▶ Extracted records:
::::::::::

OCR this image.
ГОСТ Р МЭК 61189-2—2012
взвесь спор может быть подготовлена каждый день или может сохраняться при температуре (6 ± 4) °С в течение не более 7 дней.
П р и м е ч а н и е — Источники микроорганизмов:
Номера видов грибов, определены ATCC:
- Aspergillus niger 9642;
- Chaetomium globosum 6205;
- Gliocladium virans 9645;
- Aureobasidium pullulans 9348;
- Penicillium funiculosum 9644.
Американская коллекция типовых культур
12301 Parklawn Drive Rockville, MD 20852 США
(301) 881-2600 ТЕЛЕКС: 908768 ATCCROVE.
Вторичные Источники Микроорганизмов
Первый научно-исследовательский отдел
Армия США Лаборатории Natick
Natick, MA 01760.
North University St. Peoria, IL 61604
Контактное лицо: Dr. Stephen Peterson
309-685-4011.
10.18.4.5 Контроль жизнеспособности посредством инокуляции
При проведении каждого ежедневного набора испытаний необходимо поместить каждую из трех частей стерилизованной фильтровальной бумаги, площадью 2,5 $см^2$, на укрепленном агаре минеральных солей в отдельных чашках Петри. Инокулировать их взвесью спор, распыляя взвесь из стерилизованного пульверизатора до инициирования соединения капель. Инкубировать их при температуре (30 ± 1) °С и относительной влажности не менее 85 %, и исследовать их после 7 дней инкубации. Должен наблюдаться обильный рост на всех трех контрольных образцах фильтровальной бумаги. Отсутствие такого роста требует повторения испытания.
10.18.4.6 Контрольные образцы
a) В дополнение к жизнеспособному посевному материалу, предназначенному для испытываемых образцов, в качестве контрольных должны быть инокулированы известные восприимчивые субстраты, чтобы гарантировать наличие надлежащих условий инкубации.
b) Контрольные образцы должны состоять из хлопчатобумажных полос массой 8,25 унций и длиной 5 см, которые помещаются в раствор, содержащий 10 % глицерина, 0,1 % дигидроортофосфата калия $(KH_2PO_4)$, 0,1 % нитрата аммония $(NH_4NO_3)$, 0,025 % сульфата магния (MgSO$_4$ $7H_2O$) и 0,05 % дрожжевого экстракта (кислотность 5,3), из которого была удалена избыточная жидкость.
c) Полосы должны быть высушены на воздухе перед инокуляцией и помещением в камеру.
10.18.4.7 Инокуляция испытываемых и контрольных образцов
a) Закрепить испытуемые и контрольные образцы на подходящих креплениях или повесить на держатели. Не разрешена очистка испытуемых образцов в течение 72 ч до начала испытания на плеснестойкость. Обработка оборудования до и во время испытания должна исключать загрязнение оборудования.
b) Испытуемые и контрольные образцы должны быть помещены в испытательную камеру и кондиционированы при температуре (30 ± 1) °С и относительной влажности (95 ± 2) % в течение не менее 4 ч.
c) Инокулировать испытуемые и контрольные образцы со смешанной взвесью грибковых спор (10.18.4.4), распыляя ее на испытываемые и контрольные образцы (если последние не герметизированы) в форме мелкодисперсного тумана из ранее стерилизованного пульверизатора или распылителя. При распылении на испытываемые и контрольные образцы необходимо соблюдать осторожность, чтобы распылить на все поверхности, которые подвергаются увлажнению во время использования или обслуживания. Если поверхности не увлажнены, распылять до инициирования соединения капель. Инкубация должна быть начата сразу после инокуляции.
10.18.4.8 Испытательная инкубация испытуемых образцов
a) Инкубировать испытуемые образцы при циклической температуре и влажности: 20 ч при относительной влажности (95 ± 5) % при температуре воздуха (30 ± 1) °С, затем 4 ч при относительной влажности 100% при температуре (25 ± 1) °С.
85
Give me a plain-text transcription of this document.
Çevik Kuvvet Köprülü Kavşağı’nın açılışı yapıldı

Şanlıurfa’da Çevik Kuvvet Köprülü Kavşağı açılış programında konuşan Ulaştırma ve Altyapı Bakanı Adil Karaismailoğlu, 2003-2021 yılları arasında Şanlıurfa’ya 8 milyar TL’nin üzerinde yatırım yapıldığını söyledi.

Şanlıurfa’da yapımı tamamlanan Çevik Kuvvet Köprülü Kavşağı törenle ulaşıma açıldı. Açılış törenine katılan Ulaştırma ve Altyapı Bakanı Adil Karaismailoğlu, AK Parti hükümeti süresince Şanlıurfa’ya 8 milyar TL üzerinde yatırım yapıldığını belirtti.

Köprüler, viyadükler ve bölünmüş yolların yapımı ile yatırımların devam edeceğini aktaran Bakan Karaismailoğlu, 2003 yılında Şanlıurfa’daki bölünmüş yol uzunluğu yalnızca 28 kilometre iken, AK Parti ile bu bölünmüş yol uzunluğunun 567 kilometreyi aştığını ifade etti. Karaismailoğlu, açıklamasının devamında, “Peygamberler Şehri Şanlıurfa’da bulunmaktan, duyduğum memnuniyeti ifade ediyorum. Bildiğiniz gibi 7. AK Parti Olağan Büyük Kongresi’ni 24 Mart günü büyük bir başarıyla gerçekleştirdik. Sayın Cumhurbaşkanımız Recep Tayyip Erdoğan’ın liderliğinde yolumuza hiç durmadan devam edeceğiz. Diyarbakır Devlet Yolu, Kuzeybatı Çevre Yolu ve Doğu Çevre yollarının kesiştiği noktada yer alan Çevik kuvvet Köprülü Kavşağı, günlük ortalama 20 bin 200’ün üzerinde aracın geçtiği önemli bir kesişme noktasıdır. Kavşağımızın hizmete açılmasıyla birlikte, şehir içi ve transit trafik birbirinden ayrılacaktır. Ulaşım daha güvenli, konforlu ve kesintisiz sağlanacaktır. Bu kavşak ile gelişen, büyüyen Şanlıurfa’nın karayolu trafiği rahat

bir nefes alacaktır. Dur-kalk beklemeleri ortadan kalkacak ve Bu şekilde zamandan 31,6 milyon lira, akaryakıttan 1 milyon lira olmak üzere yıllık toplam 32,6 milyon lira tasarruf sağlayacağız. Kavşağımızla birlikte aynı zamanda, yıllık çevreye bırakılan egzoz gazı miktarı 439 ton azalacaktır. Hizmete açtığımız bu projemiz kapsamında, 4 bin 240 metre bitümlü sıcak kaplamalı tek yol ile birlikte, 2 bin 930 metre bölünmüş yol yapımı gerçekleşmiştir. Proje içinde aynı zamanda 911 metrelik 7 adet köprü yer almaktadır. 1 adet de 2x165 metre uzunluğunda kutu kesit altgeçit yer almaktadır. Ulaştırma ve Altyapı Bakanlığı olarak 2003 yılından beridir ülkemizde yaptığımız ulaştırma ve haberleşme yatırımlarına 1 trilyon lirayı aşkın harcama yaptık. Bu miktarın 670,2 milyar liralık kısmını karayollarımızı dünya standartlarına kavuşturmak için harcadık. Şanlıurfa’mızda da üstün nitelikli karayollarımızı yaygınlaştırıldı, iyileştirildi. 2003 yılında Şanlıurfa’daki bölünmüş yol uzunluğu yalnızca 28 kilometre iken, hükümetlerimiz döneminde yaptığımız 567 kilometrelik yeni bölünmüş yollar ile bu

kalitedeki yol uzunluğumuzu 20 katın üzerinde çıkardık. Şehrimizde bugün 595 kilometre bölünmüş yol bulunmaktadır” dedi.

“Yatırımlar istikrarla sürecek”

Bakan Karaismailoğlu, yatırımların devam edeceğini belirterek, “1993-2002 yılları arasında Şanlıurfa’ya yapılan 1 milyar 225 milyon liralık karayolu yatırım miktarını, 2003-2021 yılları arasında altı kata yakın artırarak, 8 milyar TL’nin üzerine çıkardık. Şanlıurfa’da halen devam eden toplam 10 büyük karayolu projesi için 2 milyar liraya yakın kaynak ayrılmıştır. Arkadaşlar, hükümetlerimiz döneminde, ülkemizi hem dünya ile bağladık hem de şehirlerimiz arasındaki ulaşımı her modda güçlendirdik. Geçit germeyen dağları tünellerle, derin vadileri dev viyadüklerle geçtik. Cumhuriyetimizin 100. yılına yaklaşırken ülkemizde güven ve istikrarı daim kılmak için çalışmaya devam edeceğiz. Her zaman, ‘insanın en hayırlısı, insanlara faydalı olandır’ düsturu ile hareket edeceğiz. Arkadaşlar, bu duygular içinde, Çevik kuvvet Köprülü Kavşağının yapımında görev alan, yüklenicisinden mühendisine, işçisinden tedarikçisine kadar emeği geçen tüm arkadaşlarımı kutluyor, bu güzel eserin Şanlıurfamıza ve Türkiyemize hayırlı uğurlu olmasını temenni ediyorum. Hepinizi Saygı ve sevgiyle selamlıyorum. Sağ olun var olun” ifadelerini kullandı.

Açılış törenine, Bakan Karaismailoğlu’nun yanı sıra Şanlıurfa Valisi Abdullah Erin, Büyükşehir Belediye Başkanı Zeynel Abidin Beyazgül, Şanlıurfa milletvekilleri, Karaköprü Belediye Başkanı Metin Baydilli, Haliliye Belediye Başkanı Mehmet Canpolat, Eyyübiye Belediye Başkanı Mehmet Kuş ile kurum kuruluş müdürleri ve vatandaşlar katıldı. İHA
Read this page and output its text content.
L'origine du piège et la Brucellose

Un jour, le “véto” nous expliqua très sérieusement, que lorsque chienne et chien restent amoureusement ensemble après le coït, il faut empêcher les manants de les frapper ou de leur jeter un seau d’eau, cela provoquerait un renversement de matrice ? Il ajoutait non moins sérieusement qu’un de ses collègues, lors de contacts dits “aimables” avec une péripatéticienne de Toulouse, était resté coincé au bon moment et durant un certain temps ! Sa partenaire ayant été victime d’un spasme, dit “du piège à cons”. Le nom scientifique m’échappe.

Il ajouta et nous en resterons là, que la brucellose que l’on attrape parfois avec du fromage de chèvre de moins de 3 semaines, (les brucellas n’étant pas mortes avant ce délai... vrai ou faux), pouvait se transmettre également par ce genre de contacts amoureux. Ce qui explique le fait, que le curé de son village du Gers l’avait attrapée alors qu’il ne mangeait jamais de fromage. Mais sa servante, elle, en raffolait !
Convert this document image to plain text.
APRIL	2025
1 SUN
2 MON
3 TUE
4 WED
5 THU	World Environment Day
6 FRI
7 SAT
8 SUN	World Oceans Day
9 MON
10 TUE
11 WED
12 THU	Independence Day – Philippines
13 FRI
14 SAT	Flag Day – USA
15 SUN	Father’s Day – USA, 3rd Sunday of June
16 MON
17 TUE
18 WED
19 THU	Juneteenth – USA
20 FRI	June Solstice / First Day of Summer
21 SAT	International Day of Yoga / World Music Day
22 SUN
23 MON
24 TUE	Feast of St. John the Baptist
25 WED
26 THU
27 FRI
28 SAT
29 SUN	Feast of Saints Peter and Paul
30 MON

::::::::::

▶ WHAT TO DO: Pick out the lines above that hold the string "yapıldığını" and show them.

▶ COMPLETE OUTPUT:
Şanlıurfa’da Çevik Kuvvet Köprülü Kavşağı açılış programında konuşan Ulaştırma ve Altyapı Bakanı Adil Karaismailoğlu, 2003-2021 yılları arasında Şanlıurfa’ya 8 milyar TL’nin üzerinde yatırım yapıldığını söyledi.
Şanlıurfa’da yapımı tamamlanan Çevik Kuvvet Köprülü Kavşağı törenle ulaşıma açıldı. Açılış törenine katılan Ulaştırma ve Altyapı Bakanı Adil Karaismailoğlu, AK Parti hükümeti süresince Şanlıurfa’ya 8 milyar TL üzerinde yatırım yapıldığını belirtti.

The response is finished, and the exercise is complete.